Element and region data
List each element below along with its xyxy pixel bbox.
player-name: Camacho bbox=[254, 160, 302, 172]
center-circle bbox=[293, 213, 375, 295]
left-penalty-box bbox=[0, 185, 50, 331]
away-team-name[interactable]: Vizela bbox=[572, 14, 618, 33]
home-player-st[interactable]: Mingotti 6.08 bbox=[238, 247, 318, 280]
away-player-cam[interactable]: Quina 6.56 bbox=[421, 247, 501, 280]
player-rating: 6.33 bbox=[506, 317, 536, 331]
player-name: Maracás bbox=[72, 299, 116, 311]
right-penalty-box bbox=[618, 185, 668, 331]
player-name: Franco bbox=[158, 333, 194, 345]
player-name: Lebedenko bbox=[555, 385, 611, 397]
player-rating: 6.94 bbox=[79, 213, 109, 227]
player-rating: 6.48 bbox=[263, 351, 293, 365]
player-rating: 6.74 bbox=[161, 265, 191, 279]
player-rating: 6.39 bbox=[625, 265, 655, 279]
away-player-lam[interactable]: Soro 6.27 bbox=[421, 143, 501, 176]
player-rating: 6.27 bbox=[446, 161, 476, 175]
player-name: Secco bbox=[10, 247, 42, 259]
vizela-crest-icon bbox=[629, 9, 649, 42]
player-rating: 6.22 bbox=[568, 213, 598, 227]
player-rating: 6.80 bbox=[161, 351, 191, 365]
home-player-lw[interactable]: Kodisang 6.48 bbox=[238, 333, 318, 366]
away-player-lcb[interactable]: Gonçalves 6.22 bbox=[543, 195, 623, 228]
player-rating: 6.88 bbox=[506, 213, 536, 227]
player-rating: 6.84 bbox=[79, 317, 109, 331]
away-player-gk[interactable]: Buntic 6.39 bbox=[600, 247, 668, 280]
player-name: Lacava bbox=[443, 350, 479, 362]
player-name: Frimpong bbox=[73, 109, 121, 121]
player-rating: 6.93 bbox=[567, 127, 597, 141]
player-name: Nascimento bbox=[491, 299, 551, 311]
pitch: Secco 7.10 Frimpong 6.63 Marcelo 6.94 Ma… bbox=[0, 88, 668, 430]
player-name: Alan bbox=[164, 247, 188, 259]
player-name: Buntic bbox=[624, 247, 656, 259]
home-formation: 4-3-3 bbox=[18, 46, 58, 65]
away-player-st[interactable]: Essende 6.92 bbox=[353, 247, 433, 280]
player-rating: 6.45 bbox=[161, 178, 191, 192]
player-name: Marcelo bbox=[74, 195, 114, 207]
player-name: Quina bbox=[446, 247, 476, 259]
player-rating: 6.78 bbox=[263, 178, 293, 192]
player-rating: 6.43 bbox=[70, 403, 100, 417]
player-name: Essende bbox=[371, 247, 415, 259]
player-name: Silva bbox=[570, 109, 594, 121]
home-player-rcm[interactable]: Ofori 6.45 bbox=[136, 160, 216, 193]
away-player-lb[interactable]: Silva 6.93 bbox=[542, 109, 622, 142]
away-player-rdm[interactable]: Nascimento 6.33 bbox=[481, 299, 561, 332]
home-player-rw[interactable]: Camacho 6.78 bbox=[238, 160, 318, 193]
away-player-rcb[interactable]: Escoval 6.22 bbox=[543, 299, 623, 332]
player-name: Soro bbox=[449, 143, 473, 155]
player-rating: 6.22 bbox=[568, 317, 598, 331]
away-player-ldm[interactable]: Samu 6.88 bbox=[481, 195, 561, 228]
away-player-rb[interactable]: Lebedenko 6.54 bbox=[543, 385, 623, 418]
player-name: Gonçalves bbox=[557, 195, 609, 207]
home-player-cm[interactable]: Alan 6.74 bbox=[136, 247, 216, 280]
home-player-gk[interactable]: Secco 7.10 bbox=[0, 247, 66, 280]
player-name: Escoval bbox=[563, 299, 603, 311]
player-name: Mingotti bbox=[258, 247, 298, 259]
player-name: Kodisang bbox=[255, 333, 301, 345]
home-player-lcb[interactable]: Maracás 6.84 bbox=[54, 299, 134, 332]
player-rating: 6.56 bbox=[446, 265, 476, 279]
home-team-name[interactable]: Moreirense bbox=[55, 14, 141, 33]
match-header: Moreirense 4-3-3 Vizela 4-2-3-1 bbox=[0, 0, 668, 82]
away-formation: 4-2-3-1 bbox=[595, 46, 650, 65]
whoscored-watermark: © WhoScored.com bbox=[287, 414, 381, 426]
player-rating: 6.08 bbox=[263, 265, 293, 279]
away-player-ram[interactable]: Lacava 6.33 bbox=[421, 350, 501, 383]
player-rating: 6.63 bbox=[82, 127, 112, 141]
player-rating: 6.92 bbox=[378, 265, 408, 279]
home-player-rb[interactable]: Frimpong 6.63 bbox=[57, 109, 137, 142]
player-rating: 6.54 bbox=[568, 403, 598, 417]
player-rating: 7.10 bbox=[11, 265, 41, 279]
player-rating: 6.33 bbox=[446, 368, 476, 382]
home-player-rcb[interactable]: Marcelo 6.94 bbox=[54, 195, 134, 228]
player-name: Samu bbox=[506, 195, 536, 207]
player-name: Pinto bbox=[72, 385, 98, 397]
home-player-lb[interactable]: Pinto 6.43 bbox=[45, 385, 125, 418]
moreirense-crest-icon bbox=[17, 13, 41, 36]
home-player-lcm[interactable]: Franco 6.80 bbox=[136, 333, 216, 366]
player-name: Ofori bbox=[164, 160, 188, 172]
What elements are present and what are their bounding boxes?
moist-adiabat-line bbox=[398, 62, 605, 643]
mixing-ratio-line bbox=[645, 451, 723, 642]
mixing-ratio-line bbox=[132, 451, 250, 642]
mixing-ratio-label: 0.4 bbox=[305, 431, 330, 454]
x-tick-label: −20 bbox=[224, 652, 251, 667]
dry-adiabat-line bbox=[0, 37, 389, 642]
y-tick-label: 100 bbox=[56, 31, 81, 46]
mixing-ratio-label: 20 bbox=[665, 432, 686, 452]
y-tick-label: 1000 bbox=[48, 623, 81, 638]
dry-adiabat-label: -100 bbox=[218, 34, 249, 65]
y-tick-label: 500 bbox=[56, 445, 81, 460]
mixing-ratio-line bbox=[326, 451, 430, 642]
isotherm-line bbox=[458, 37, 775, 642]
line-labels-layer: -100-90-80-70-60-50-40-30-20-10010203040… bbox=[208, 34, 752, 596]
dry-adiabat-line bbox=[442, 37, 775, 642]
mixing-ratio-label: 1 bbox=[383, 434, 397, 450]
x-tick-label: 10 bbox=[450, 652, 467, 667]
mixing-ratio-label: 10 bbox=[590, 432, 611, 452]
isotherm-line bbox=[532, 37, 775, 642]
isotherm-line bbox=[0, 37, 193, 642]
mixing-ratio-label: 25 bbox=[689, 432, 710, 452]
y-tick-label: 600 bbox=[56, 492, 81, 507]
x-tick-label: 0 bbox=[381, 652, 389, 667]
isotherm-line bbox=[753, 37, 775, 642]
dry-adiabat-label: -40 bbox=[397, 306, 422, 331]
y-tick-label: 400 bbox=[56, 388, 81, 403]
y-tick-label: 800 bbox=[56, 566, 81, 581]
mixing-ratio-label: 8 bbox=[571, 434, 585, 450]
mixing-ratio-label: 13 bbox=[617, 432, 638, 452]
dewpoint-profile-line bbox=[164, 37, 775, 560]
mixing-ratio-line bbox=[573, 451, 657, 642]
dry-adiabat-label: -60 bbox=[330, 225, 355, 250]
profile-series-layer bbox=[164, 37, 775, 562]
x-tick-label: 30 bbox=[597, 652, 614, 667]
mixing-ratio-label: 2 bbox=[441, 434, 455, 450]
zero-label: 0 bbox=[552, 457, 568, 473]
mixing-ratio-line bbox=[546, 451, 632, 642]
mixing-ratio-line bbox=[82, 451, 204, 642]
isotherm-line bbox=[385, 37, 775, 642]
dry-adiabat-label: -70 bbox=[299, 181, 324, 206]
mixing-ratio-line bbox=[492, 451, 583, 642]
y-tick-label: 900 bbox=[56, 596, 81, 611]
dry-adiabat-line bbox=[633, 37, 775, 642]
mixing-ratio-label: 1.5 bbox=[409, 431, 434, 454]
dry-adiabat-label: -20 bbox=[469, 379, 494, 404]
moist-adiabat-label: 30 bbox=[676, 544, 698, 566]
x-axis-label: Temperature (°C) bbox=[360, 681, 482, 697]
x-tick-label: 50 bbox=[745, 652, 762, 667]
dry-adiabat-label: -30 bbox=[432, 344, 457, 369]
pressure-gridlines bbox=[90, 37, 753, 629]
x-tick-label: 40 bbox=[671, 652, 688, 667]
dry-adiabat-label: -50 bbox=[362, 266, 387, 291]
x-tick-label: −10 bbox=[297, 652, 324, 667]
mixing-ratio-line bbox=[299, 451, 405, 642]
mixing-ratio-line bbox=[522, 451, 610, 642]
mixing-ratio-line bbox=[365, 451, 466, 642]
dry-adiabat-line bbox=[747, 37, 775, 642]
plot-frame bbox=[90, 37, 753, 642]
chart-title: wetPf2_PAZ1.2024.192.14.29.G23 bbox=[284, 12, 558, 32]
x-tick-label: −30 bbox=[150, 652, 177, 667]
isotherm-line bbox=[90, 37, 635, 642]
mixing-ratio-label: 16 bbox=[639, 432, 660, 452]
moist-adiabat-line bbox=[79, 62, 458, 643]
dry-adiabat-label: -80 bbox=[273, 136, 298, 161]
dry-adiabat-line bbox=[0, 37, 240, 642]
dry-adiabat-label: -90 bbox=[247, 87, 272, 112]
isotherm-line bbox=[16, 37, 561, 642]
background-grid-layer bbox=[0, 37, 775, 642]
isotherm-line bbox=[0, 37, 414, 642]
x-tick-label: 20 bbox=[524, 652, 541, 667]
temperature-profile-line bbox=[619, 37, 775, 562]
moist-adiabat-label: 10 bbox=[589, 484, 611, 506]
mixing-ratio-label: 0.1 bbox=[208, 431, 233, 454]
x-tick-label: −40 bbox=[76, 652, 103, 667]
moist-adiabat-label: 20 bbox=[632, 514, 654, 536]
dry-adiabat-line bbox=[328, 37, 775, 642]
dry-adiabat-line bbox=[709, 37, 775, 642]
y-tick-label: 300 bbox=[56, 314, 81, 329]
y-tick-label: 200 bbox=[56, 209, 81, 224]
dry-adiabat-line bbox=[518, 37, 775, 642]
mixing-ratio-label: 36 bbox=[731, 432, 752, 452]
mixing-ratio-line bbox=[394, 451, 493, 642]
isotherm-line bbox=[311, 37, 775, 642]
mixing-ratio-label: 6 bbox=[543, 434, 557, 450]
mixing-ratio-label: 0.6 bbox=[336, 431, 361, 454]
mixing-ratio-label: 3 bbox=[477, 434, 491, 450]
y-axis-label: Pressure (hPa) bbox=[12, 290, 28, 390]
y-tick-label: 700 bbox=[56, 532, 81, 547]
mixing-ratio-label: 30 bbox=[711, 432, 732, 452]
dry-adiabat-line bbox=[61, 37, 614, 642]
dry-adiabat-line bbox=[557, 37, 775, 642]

> _Task to complete_
Reproduce the lines of the material starting at the first line and ending at the line containing "player-name: Lacava bbox=[443, 350, 479, 362]", including both of those lines.

> _Response for this exercise_
List each element below along with its xyxy pixel bbox.
player-name: Camacho bbox=[254, 160, 302, 172]
center-circle bbox=[293, 213, 375, 295]
left-penalty-box bbox=[0, 185, 50, 331]
away-team-name[interactable]: Vizela bbox=[572, 14, 618, 33]
home-player-st[interactable]: Mingotti 6.08 bbox=[238, 247, 318, 280]
away-player-cam[interactable]: Quina 6.56 bbox=[421, 247, 501, 280]
player-rating: 6.33 bbox=[506, 317, 536, 331]
player-name: Maracás bbox=[72, 299, 116, 311]
right-penalty-box bbox=[618, 185, 668, 331]
player-name: Franco bbox=[158, 333, 194, 345]
player-name: Lebedenko bbox=[555, 385, 611, 397]
player-rating: 6.94 bbox=[79, 213, 109, 227]
player-rating: 6.48 bbox=[263, 351, 293, 365]
player-rating: 6.74 bbox=[161, 265, 191, 279]
player-rating: 6.39 bbox=[625, 265, 655, 279]
away-player-lam[interactable]: Soro 6.27 bbox=[421, 143, 501, 176]
player-rating: 6.27 bbox=[446, 161, 476, 175]
player-name: Secco bbox=[10, 247, 42, 259]
vizela-crest-icon bbox=[629, 9, 649, 42]
player-rating: 6.22 bbox=[568, 213, 598, 227]
player-rating: 6.80 bbox=[161, 351, 191, 365]
home-player-lw[interactable]: Kodisang 6.48 bbox=[238, 333, 318, 366]
away-player-lcb[interactable]: Gonçalves 6.22 bbox=[543, 195, 623, 228]
player-rating: 6.88 bbox=[506, 213, 536, 227]
player-rating: 6.84 bbox=[79, 317, 109, 331]
away-player-gk[interactable]: Buntic 6.39 bbox=[600, 247, 668, 280]
player-name: Lacava bbox=[443, 350, 479, 362]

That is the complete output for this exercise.